Stored records

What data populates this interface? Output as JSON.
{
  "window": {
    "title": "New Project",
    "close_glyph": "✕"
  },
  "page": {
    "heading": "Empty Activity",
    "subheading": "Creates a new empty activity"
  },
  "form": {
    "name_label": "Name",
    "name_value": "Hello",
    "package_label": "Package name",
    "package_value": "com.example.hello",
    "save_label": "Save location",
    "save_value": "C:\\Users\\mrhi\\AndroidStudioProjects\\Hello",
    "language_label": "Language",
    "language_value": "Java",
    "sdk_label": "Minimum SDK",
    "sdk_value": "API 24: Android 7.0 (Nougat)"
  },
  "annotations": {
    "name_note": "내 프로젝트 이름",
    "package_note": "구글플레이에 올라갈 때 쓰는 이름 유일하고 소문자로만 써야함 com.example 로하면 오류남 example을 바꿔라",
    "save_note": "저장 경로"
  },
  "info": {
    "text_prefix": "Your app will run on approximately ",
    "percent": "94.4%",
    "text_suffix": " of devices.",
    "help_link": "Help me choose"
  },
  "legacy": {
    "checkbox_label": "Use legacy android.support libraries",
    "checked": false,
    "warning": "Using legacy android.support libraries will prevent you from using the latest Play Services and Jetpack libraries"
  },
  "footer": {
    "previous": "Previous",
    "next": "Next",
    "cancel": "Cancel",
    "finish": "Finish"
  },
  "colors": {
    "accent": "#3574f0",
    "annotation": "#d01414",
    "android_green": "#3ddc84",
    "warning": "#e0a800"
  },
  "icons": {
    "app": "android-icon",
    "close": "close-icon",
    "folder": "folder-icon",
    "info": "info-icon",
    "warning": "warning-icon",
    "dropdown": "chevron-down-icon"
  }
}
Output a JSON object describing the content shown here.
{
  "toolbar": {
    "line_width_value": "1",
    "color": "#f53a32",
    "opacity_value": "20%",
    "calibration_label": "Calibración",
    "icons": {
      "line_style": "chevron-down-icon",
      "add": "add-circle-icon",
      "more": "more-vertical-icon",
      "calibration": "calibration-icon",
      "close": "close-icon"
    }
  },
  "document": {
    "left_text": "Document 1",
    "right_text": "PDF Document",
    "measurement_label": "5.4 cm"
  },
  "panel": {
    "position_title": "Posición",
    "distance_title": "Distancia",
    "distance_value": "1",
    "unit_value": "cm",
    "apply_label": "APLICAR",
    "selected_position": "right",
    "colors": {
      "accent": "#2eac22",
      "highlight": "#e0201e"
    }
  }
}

Written problem
From the preceding material, extract every line exactly.

Full solution
What data populates this interface? Output as JSON.
{
  "window": {
    "title": "New Project",
    "close_glyph": "✕"
  },
  "page": {
    "heading": "Empty Activity",
    "subheading": "Creates a new empty activity"
  },
  "form": {
    "name_label": "Name",
    "name_value": "Hello",
    "package_label": "Package name",
    "package_value": "com.example.hello",
    "save_label": "Save location",
    "save_value": "C:\\Users\\mrhi\\AndroidStudioProjects\\Hello",
    "language_label": "Language",
    "language_value": "Java",
    "sdk_label": "Minimum SDK",
    "sdk_value": "API 24: Android 7.0 (Nougat)"
  },
  "annotations": {
    "name_note": "내 프로젝트 이름",
    "package_note": "구글플레이에 올라갈 때 쓰는 이름 유일하고 소문자로만 써야함 com.example 로하면 오류남 example을 바꿔라",
    "save_note": "저장 경로"
  },
  "info": {
    "text_prefix": "Your app will run on approximately ",
    "percent": "94.4%",
    "text_suffix": " of devices.",
    "help_link": "Help me choose"
  },
  "legacy": {
    "checkbox_label": "Use legacy android.support libraries",
    "checked": false,
    "warning": "Using legacy android.support libraries will prevent you from using the latest Play Services and Jetpack libraries"
  },
  "footer": {
    "previous": "Previous",
    "next": "Next",
    "cancel": "Cancel",
    "finish": "Finish"
  },
  "colors": {
    "accent": "#3574f0",
    "annotation": "#d01414",
    "android_green": "#3ddc84",
    "warning": "#e0a800"
  },
  "icons": {
    "app": "android-icon",
    "close": "close-icon",
    "folder": "folder-icon",
    "info": "info-icon",
    "warning": "warning-icon",
    "dropdown": "chevron-down-icon"
  }
}
Output a JSON object describing the content shown here.
{
  "toolbar": {
    "line_width_value": "1",
    "color": "#f53a32",
    "opacity_value": "20%",
    "calibration_label": "Calibración",
    "icons": {
      "line_style": "chevron-down-icon",
      "add": "add-circle-icon",
      "more": "more-vertical-icon",
      "calibration": "calibration-icon",
      "close": "close-icon"
    }
  },
  "document": {
    "left_text": "Document 1",
    "right_text": "PDF Document",
    "measurement_label": "5.4 cm"
  },
  "panel": {
    "position_title": "Posición",
    "distance_title": "Distancia",
    "distance_value": "1",
    "unit_value": "cm",
    "apply_label": "APLICAR",
    "selected_position": "right",
    "colors": {
      "accent": "#2eac22",
      "highlight": "#e0201e"
    }
  }
}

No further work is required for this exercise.